### GIVEN PROBLEM
Pictures aside, repeat every entry exactly.

### RECORDS FOR THIS TASK
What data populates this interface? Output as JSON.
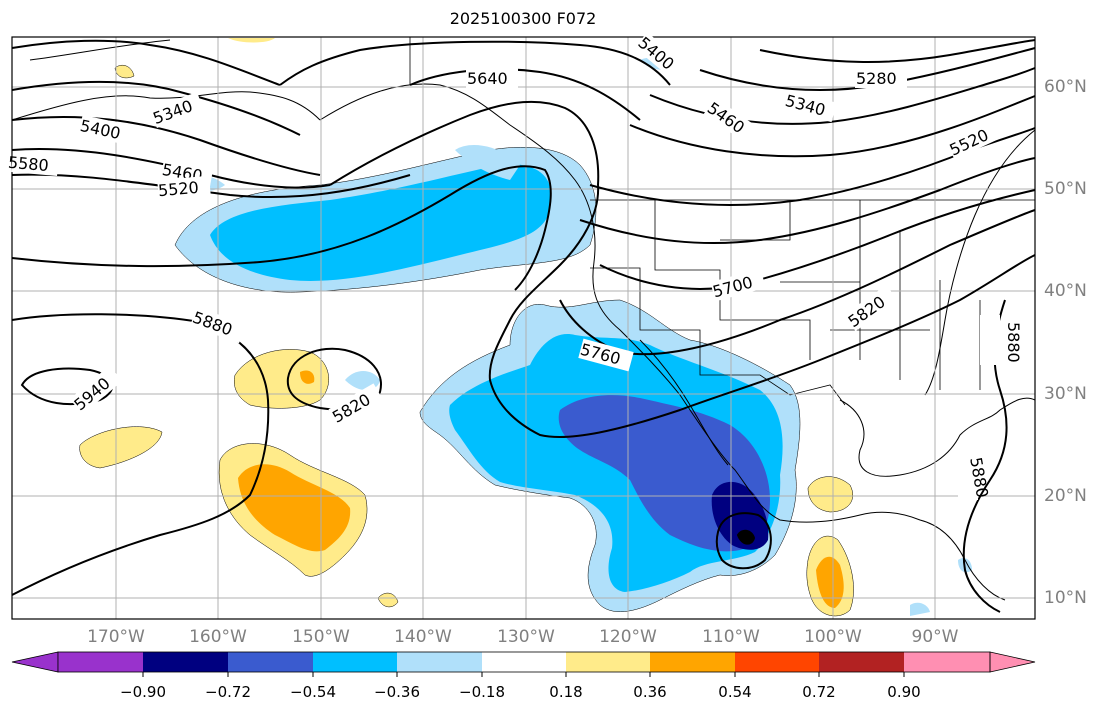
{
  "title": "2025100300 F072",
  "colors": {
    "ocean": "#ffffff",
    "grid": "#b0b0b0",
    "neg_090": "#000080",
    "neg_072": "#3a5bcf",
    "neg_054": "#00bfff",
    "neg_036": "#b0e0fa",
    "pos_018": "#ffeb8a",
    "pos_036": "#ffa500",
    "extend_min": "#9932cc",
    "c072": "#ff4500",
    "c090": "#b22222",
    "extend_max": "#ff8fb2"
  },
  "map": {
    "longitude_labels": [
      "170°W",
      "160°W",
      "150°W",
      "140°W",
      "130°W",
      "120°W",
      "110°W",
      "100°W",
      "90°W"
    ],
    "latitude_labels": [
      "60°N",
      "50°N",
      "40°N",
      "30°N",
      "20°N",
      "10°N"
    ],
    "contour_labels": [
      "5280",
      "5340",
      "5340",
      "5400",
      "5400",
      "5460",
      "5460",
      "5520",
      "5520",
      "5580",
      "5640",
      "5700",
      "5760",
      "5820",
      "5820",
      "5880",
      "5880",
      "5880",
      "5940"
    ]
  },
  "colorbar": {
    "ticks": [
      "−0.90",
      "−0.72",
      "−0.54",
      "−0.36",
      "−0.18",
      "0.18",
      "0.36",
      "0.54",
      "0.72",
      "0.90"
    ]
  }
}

### IN RESPONSE
What data populates this interface? Output as JSON.
{
  "title": "2025100300 F072",
  "colors": {
    "ocean": "#ffffff",
    "grid": "#b0b0b0",
    "neg_090": "#000080",
    "neg_072": "#3a5bcf",
    "neg_054": "#00bfff",
    "neg_036": "#b0e0fa",
    "pos_018": "#ffeb8a",
    "pos_036": "#ffa500",
    "extend_min": "#9932cc",
    "c072": "#ff4500",
    "c090": "#b22222",
    "extend_max": "#ff8fb2"
  },
  "map": {
    "longitude_labels": [
      "170°W",
      "160°W",
      "150°W",
      "140°W",
      "130°W",
      "120°W",
      "110°W",
      "100°W",
      "90°W"
    ],
    "latitude_labels": [
      "60°N",
      "50°N",
      "40°N",
      "30°N",
      "20°N",
      "10°N"
    ],
    "contour_labels": [
      "5280",
      "5340",
      "5340",
      "5400",
      "5400",
      "5460",
      "5460",
      "5520",
      "5520",
      "5580",
      "5640",
      "5700",
      "5760",
      "5820",
      "5820",
      "5880",
      "5880",
      "5880",
      "5940"
    ]
  },
  "colorbar": {
    "ticks": [
      "−0.90",
      "−0.72",
      "−0.54",
      "−0.36",
      "−0.18",
      "0.18",
      "0.36",
      "0.54",
      "0.72",
      "0.90"
    ]
  }
}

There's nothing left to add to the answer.